The task:
Could every line of the data be copied out once more, exactly?

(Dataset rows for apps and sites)
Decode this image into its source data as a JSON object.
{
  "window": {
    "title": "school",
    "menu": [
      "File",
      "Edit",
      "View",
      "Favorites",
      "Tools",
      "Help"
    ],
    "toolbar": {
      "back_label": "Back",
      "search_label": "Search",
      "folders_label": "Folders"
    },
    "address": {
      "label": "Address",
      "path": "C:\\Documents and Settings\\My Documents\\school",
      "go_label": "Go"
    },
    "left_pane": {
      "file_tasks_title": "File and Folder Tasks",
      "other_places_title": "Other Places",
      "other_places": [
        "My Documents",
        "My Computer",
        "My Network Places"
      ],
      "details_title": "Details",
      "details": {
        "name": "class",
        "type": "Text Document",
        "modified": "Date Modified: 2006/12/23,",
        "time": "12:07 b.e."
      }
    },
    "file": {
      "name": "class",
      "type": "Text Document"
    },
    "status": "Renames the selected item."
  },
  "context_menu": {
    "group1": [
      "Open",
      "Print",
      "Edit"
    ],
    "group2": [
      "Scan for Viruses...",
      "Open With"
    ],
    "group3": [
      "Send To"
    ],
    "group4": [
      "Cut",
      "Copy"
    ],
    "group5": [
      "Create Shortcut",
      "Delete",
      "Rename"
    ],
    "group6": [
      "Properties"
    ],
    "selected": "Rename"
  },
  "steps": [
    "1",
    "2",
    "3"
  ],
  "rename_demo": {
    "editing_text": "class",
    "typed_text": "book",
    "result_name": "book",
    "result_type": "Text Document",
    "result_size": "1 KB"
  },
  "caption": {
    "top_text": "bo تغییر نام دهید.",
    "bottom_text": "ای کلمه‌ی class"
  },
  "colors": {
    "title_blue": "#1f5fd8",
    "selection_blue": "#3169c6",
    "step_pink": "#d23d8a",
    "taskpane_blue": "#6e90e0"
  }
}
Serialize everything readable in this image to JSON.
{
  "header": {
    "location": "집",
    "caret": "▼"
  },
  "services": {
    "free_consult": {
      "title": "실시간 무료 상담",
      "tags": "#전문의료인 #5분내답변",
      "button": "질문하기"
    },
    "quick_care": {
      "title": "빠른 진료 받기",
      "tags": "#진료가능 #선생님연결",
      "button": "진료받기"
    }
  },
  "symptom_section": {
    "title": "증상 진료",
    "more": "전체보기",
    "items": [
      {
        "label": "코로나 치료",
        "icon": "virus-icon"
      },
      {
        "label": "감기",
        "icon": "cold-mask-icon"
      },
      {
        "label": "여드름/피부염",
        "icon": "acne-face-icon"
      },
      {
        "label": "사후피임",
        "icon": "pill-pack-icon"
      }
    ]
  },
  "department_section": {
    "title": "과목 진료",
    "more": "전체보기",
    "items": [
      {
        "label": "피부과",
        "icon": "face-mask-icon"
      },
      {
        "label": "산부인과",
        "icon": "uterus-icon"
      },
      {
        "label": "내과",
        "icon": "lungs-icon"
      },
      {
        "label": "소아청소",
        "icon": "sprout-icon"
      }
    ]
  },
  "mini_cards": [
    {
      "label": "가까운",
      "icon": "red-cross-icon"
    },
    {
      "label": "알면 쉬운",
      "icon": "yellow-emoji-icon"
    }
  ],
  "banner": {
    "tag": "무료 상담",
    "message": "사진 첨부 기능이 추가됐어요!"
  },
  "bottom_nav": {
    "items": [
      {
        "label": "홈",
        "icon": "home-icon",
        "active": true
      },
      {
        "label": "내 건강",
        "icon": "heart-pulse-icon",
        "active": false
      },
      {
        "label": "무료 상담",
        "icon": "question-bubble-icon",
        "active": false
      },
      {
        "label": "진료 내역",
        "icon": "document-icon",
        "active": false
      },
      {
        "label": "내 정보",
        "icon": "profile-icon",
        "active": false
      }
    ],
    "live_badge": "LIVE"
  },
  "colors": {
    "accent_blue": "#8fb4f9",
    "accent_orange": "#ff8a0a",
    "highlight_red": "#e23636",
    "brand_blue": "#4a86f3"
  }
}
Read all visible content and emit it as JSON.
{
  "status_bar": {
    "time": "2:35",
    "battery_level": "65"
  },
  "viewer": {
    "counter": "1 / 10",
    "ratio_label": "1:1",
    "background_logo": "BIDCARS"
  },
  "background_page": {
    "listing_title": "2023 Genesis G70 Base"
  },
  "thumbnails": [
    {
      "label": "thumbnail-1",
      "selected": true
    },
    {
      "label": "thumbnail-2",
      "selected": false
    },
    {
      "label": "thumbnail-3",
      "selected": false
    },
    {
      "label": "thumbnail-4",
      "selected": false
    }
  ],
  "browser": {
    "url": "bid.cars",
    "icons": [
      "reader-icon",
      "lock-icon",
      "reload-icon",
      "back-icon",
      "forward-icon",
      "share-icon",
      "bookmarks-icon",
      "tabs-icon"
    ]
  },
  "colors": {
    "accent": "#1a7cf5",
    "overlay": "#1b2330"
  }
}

Result of the task:
Decode this image into its source data as a JSON object.
{
  "window": {
    "title": "school",
    "menu": [
      "File",
      "Edit",
      "View",
      "Favorites",
      "Tools",
      "Help"
    ],
    "toolbar": {
      "back_label": "Back",
      "search_label": "Search",
      "folders_label": "Folders"
    },
    "address": {
      "label": "Address",
      "path": "C:\\Documents and Settings\\My Documents\\school",
      "go_label": "Go"
    },
    "left_pane": {
      "file_tasks_title": "File and Folder Tasks",
      "other_places_title": "Other Places",
      "other_places": [
        "My Documents",
        "My Computer",
        "My Network Places"
      ],
      "details_title": "Details",
      "details": {
        "name": "class",
        "type": "Text Document",
        "modified": "Date Modified: 2006/12/23,",
        "time": "12:07 b.e."
      }
    },
    "file": {
      "name": "class",
      "type": "Text Document"
    },
    "status": "Renames the selected item."
  },
  "context_menu": {
    "group1": [
      "Open",
      "Print",
      "Edit"
    ],
    "group2": [
      "Scan for Viruses...",
      "Open With"
    ],
    "group3": [
      "Send To"
    ],
    "group4": [
      "Cut",
      "Copy"
    ],
    "group5": [
      "Create Shortcut",
      "Delete",
      "Rename"
    ],
    "group6": [
      "Properties"
    ],
    "selected": "Rename"
  },
  "steps": [
    "1",
    "2",
    "3"
  ],
  "rename_demo": {
    "editing_text": "class",
    "typed_text": "book",
    "result_name": "book",
    "result_type": "Text Document",
    "result_size": "1 KB"
  },
  "caption": {
    "top_text": "bo تغییر نام دهید.",
    "bottom_text": "ای کلمه‌ی class"
  },
  "colors": {
    "title_blue": "#1f5fd8",
    "selection_blue": "#3169c6",
    "step_pink": "#d23d8a",
    "taskpane_blue": "#6e90e0"
  }
}
Serialize everything readable in this image to JSON.
{
  "header": {
    "location": "집",
    "caret": "▼"
  },
  "services": {
    "free_consult": {
      "title": "실시간 무료 상담",
      "tags": "#전문의료인 #5분내답변",
      "button": "질문하기"
    },
    "quick_care": {
      "title": "빠른 진료 받기",
      "tags": "#진료가능 #선생님연결",
      "button": "진료받기"
    }
  },
  "symptom_section": {
    "title": "증상 진료",
    "more": "전체보기",
    "items": [
      {
        "label": "코로나 치료",
        "icon": "virus-icon"
      },
      {
        "label": "감기",
        "icon": "cold-mask-icon"
      },
      {
        "label": "여드름/피부염",
        "icon": "acne-face-icon"
      },
      {
        "label": "사후피임",
        "icon": "pill-pack-icon"
      }
    ]
  },
  "department_section": {
    "title": "과목 진료",
    "more": "전체보기",
    "items": [
      {
        "label": "피부과",
        "icon": "face-mask-icon"
      },
      {
        "label": "산부인과",
        "icon": "uterus-icon"
      },
      {
        "label": "내과",
        "icon": "lungs-icon"
      },
      {
        "label": "소아청소",
        "icon": "sprout-icon"
      }
    ]
  },
  "mini_cards": [
    {
      "label": "가까운",
      "icon": "red-cross-icon"
    },
    {
      "label": "알면 쉬운",
      "icon": "yellow-emoji-icon"
    }
  ],
  "banner": {
    "tag": "무료 상담",
    "message": "사진 첨부 기능이 추가됐어요!"
  },
  "bottom_nav": {
    "items": [
      {
        "label": "홈",
        "icon": "home-icon",
        "active": true
      },
      {
        "label": "내 건강",
        "icon": "heart-pulse-icon",
        "active": false
      },
      {
        "label": "무료 상담",
        "icon": "question-bubble-icon",
        "active": false
      },
      {
        "label": "진료 내역",
        "icon": "document-icon",
        "active": false
      },
      {
        "label": "내 정보",
        "icon": "profile-icon",
        "active": false
      }
    ],
    "live_badge": "LIVE"
  },
  "colors": {
    "accent_blue": "#8fb4f9",
    "accent_orange": "#ff8a0a",
    "highlight_red": "#e23636",
    "brand_blue": "#4a86f3"
  }
}
Read all visible content and emit it as JSON.
{
  "status_bar": {
    "time": "2:35",
    "battery_level": "65"
  },
  "viewer": {
    "counter": "1 / 10",
    "ratio_label": "1:1",
    "background_logo": "BIDCARS"
  },
  "background_page": {
    "listing_title": "2023 Genesis G70 Base"
  },
  "thumbnails": [
    {
      "label": "thumbnail-1",
      "selected": true
    },
    {
      "label": "thumbnail-2",
      "selected": false
    },
    {
      "label": "thumbnail-3",
      "selected": false
    },
    {
      "label": "thumbnail-4",
      "selected": false
    }
  ],
  "browser": {
    "url": "bid.cars",
    "icons": [
      "reader-icon",
      "lock-icon",
      "reload-icon",
      "back-icon",
      "forward-icon",
      "share-icon",
      "bookmarks-icon",
      "tabs-icon"
    ]
  },
  "colors": {
    "accent": "#1a7cf5",
    "overlay": "#1b2330"
  }
}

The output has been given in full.